### PROBLEM TO WORK ON
All entries are to be given again verbatim.

### DATASET EXCERPTS
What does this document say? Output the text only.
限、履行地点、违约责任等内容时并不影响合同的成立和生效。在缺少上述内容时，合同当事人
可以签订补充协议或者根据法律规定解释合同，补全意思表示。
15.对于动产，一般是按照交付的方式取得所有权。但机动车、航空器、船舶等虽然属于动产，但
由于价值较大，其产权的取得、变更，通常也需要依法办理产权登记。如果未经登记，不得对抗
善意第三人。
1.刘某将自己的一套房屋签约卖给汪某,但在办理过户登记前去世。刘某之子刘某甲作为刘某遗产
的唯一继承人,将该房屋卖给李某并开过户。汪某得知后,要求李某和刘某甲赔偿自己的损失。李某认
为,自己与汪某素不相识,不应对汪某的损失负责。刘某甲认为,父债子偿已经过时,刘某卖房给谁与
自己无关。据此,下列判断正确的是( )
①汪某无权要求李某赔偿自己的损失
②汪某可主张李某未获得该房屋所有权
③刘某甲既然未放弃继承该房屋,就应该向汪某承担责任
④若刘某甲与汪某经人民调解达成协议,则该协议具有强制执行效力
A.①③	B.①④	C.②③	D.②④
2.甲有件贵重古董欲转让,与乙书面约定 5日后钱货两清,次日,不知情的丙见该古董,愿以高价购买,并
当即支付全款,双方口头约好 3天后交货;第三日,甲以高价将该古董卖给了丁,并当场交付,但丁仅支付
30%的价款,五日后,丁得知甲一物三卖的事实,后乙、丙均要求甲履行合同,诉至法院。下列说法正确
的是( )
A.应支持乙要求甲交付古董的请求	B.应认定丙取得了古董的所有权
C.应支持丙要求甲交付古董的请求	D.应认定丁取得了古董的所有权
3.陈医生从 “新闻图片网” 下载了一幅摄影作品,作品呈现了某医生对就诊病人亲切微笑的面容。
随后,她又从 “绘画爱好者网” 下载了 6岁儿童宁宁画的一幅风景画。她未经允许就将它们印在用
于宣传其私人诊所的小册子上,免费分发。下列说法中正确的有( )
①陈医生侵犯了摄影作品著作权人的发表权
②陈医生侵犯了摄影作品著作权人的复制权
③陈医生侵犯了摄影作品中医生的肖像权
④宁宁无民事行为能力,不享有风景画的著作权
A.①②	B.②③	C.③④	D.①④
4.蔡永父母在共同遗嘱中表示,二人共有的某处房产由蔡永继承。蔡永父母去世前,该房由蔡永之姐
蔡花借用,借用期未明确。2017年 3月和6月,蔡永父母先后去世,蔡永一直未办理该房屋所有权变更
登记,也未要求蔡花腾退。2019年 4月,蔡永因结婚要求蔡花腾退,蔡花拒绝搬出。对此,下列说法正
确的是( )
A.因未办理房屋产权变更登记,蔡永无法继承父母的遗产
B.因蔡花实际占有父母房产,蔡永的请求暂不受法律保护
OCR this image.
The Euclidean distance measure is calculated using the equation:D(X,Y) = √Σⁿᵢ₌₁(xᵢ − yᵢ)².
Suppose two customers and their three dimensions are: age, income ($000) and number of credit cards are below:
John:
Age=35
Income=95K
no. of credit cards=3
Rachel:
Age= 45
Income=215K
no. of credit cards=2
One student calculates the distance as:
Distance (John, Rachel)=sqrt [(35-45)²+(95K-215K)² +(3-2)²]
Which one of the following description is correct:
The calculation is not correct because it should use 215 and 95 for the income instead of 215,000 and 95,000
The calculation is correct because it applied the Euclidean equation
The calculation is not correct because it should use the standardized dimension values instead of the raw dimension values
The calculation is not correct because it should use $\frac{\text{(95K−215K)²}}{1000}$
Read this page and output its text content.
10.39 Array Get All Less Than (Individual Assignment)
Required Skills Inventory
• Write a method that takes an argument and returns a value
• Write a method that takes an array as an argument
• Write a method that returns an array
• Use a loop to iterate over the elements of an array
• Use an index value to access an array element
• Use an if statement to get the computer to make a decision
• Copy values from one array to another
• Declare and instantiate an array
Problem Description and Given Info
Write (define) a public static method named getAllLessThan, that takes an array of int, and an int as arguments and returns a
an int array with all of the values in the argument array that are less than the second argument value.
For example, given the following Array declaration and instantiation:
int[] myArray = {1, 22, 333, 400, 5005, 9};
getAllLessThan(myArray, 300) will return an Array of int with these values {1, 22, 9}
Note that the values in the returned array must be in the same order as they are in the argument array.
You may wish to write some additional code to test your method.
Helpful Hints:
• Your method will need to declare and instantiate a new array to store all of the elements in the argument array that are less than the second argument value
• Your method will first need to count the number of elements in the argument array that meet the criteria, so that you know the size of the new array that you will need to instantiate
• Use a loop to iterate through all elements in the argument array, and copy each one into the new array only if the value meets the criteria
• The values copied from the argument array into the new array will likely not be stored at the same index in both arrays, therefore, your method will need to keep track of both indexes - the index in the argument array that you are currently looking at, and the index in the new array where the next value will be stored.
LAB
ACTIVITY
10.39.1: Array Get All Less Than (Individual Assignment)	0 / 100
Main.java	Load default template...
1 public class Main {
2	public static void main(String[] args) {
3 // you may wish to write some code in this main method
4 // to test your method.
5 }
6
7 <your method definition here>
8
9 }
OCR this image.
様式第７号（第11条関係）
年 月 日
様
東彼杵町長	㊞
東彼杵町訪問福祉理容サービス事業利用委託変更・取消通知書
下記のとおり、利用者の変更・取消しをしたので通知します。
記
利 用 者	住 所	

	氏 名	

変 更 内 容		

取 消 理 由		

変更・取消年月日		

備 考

### EXERCISE RESULT
What does this document say? Output the text only.
限、履行地点、违约责任等内容时并不影响合同的成立和生效。在缺少上述内容时，合同当事人
可以签订补充协议或者根据法律规定解释合同，补全意思表示。
15.对于动产，一般是按照交付的方式取得所有权。但机动车、航空器、船舶等虽然属于动产，但
由于价值较大，其产权的取得、变更，通常也需要依法办理产权登记。如果未经登记，不得对抗
善意第三人。
1.刘某将自己的一套房屋签约卖给汪某,但在办理过户登记前去世。刘某之子刘某甲作为刘某遗产
的唯一继承人,将该房屋卖给李某并开过户。汪某得知后,要求李某和刘某甲赔偿自己的损失。李某认
为,自己与汪某素不相识,不应对汪某的损失负责。刘某甲认为,父债子偿已经过时,刘某卖房给谁与
自己无关。据此,下列判断正确的是( )
①汪某无权要求李某赔偿自己的损失
②汪某可主张李某未获得该房屋所有权
③刘某甲既然未放弃继承该房屋,就应该向汪某承担责任
④若刘某甲与汪某经人民调解达成协议,则该协议具有强制执行效力
A.①③	B.①④	C.②③	D.②④
2.甲有件贵重古董欲转让,与乙书面约定 5日后钱货两清,次日,不知情的丙见该古董,愿以高价购买,并
当即支付全款,双方口头约好 3天后交货;第三日,甲以高价将该古董卖给了丁,并当场交付,但丁仅支付
30%的价款,五日后,丁得知甲一物三卖的事实,后乙、丙均要求甲履行合同,诉至法院。下列说法正确
的是( )
A.应支持乙要求甲交付古董的请求	B.应认定丙取得了古董的所有权
C.应支持丙要求甲交付古董的请求	D.应认定丁取得了古董的所有权
3.陈医生从 “新闻图片网” 下载了一幅摄影作品,作品呈现了某医生对就诊病人亲切微笑的面容。
随后,她又从 “绘画爱好者网” 下载了 6岁儿童宁宁画的一幅风景画。她未经允许就将它们印在用
于宣传其私人诊所的小册子上,免费分发。下列说法中正确的有( )
①陈医生侵犯了摄影作品著作权人的发表权
②陈医生侵犯了摄影作品著作权人的复制权
③陈医生侵犯了摄影作品中医生的肖像权
④宁宁无民事行为能力,不享有风景画的著作权
A.①②	B.②③	C.③④	D.①④
4.蔡永父母在共同遗嘱中表示,二人共有的某处房产由蔡永继承。蔡永父母去世前,该房由蔡永之姐
蔡花借用,借用期未明确。2017年 3月和6月,蔡永父母先后去世,蔡永一直未办理该房屋所有权变更
登记,也未要求蔡花腾退。2019年 4月,蔡永因结婚要求蔡花腾退,蔡花拒绝搬出。对此,下列说法正
确的是( )
A.因未办理房屋产权变更登记,蔡永无法继承父母的遗产
B.因蔡花实际占有父母房产,蔡永的请求暂不受法律保护
OCR this image.
The Euclidean distance measure is calculated using the equation:D(X,Y) = √Σⁿᵢ₌₁(xᵢ − yᵢ)².
Suppose two customers and their three dimensions are: age, income ($000) and number of credit cards are below:
John:
Age=35
Income=95K
no. of credit cards=3
Rachel:
Age= 45
Income=215K
no. of credit cards=2
One student calculates the distance as:
Distance (John, Rachel)=sqrt [(35-45)²+(95K-215K)² +(3-2)²]
Which one of the following description is correct:
The calculation is not correct because it should use 215 and 95 for the income instead of 215,000 and 95,000
The calculation is correct because it applied the Euclidean equation
The calculation is not correct because it should use the standardized dimension values instead of the raw dimension values
The calculation is not correct because it should use $\frac{\text{(95K−215K)²}}{1000}$
Read this page and output its text content.
10.39 Array Get All Less Than (Individual Assignment)
Required Skills Inventory
• Write a method that takes an argument and returns a value
• Write a method that takes an array as an argument
• Write a method that returns an array
• Use a loop to iterate over the elements of an array
• Use an index value to access an array element
• Use an if statement to get the computer to make a decision
• Copy values from one array to another
• Declare and instantiate an array
Problem Description and Given Info
Write (define) a public static method named getAllLessThan, that takes an array of int, and an int as arguments and returns a
an int array with all of the values in the argument array that are less than the second argument value.
For example, given the following Array declaration and instantiation:
int[] myArray = {1, 22, 333, 400, 5005, 9};
getAllLessThan(myArray, 300) will return an Array of int with these values {1, 22, 9}
Note that the values in the returned array must be in the same order as they are in the argument array.
You may wish to write some additional code to test your method.
Helpful Hints:
• Your method will need to declare and instantiate a new array to store all of the elements in the argument array that are less than the second argument value
• Your method will first need to count the number of elements in the argument array that meet the criteria, so that you know the size of the new array that you will need to instantiate
• Use a loop to iterate through all elements in the argument array, and copy each one into the new array only if the value meets the criteria
• The values copied from the argument array into the new array will likely not be stored at the same index in both arrays, therefore, your method will need to keep track of both indexes - the index in the argument array that you are currently looking at, and the index in the new array where the next value will be stored.
LAB
ACTIVITY
10.39.1: Array Get All Less Than (Individual Assignment)	0 / 100
Main.java	Load default template...
1 public class Main {
2	public static void main(String[] args) {
3 // you may wish to write some code in this main method
4 // to test your method.
5 }
6
7 <your method definition here>
8
9 }
OCR this image.
様式第７号（第11条関係）
年 月 日
様
東彼杵町長	㊞
東彼杵町訪問福祉理容サービス事業利用委託変更・取消通知書
下記のとおり、利用者の変更・取消しをしたので通知します。
記
利 用 者	住 所	

	氏 名	

変 更 内 容		

取 消 理 由		

変更・取消年月日		

備 考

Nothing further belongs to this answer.